* [EXERCISE REQUIREMENTS] Look at the entries below and reproduce them exactly.

* [GIVEN RECORDS]
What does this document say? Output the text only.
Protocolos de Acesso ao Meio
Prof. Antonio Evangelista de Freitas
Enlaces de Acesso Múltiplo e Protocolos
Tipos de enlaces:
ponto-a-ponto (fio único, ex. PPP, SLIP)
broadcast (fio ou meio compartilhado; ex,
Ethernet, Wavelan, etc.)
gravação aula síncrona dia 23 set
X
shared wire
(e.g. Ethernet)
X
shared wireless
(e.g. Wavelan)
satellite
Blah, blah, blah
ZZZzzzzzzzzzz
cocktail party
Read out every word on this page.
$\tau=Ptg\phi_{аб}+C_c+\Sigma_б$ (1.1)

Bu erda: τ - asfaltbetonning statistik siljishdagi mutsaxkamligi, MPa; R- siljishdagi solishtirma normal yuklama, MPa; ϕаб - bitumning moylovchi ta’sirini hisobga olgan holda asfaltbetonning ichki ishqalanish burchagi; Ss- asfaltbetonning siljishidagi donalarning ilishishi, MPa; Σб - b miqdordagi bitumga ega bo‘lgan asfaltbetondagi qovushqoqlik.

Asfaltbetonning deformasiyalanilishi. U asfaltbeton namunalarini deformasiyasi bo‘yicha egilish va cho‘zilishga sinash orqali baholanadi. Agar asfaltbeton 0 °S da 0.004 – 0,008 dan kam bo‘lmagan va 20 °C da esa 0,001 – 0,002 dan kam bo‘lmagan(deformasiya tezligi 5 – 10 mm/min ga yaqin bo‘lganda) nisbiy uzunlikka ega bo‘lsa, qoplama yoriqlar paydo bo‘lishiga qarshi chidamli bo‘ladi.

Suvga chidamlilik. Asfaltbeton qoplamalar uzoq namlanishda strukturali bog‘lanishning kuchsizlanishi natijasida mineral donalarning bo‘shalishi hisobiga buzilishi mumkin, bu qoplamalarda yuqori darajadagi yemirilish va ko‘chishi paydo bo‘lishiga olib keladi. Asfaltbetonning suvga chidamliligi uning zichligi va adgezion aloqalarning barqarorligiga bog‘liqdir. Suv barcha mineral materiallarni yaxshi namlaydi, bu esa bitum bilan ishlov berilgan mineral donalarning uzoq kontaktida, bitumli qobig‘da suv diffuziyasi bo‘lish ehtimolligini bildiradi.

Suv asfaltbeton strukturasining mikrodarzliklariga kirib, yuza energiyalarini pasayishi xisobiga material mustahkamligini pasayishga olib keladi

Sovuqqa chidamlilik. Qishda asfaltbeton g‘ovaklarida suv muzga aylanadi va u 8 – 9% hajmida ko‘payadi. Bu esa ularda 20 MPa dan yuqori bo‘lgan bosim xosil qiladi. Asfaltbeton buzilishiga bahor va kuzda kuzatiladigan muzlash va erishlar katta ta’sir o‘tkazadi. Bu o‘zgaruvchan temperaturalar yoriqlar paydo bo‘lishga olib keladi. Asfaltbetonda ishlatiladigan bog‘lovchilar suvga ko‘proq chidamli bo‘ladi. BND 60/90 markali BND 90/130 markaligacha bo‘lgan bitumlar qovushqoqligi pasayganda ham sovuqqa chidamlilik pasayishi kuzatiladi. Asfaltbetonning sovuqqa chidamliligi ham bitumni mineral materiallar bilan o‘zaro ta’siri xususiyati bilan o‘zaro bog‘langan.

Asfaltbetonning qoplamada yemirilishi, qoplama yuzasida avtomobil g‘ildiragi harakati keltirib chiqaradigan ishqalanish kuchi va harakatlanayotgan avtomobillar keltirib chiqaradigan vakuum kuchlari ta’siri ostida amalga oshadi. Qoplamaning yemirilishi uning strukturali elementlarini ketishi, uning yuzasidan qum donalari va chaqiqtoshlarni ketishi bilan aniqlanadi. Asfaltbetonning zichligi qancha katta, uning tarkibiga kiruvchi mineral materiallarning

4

* [THE SOLUTION]
What does this document say? Output the text only.
Protocolos de Acesso ao Meio
Prof. Antonio Evangelista de Freitas
Enlaces de Acesso Múltiplo e Protocolos
Tipos de enlaces:
ponto-a-ponto (fio único, ex. PPP, SLIP)
broadcast (fio ou meio compartilhado; ex,
Ethernet, Wavelan, etc.)
gravação aula síncrona dia 23 set
X
shared wire
(e.g. Ethernet)
X
shared wireless
(e.g. Wavelan)
satellite
Blah, blah, blah
ZZZzzzzzzzzzz
cocktail party
Read out every word on this page.
$\tau=Ptg\phi_{аб}+C_c+\Sigma_б$ (1.1)

Bu erda: τ - asfaltbetonning statistik siljishdagi mutsaxkamligi, MPa; R- siljishdagi solishtirma normal yuklama, MPa; ϕаб - bitumning moylovchi ta’sirini hisobga olgan holda asfaltbetonning ichki ishqalanish burchagi; Ss- asfaltbetonning siljishidagi donalarning ilishishi, MPa; Σб - b miqdordagi bitumga ega bo‘lgan asfaltbetondagi qovushqoqlik.

Asfaltbetonning deformasiyalanilishi. U asfaltbeton namunalarini deformasiyasi bo‘yicha egilish va cho‘zilishga sinash orqali baholanadi. Agar asfaltbeton 0 °S da 0.004 – 0,008 dan kam bo‘lmagan va 20 °C da esa 0,001 – 0,002 dan kam bo‘lmagan(deformasiya tezligi 5 – 10 mm/min ga yaqin bo‘lganda) nisbiy uzunlikka ega bo‘lsa, qoplama yoriqlar paydo bo‘lishiga qarshi chidamli bo‘ladi.

Suvga chidamlilik. Asfaltbeton qoplamalar uzoq namlanishda strukturali bog‘lanishning kuchsizlanishi natijasida mineral donalarning bo‘shalishi hisobiga buzilishi mumkin, bu qoplamalarda yuqori darajadagi yemirilish va ko‘chishi paydo bo‘lishiga olib keladi. Asfaltbetonning suvga chidamliligi uning zichligi va adgezion aloqalarning barqarorligiga bog‘liqdir. Suv barcha mineral materiallarni yaxshi namlaydi, bu esa bitum bilan ishlov berilgan mineral donalarning uzoq kontaktida, bitumli qobig‘da suv diffuziyasi bo‘lish ehtimolligini bildiradi.

Suv asfaltbeton strukturasining mikrodarzliklariga kirib, yuza energiyalarini pasayishi xisobiga material mustahkamligini pasayishga olib keladi

Sovuqqa chidamlilik. Qishda asfaltbeton g‘ovaklarida suv muzga aylanadi va u 8 – 9% hajmida ko‘payadi. Bu esa ularda 20 MPa dan yuqori bo‘lgan bosim xosil qiladi. Asfaltbeton buzilishiga bahor va kuzda kuzatiladigan muzlash va erishlar katta ta’sir o‘tkazadi. Bu o‘zgaruvchan temperaturalar yoriqlar paydo bo‘lishga olib keladi. Asfaltbetonda ishlatiladigan bog‘lovchilar suvga ko‘proq chidamli bo‘ladi. BND 60/90 markali BND 90/130 markaligacha bo‘lgan bitumlar qovushqoqligi pasayganda ham sovuqqa chidamlilik pasayishi kuzatiladi. Asfaltbetonning sovuqqa chidamliligi ham bitumni mineral materiallar bilan o‘zaro ta’siri xususiyati bilan o‘zaro bog‘langan.

Asfaltbetonning qoplamada yemirilishi, qoplama yuzasida avtomobil g‘ildiragi harakati keltirib chiqaradigan ishqalanish kuchi va harakatlanayotgan avtomobillar keltirib chiqaradigan vakuum kuchlari ta’siri ostida amalga oshadi. Qoplamaning yemirilishi uning strukturali elementlarini ketishi, uning yuzasidan qum donalari va chaqiqtoshlarni ketishi bilan aniqlanadi. Asfaltbetonning zichligi qancha katta, uning tarkibiga kiruvchi mineral materiallarning

4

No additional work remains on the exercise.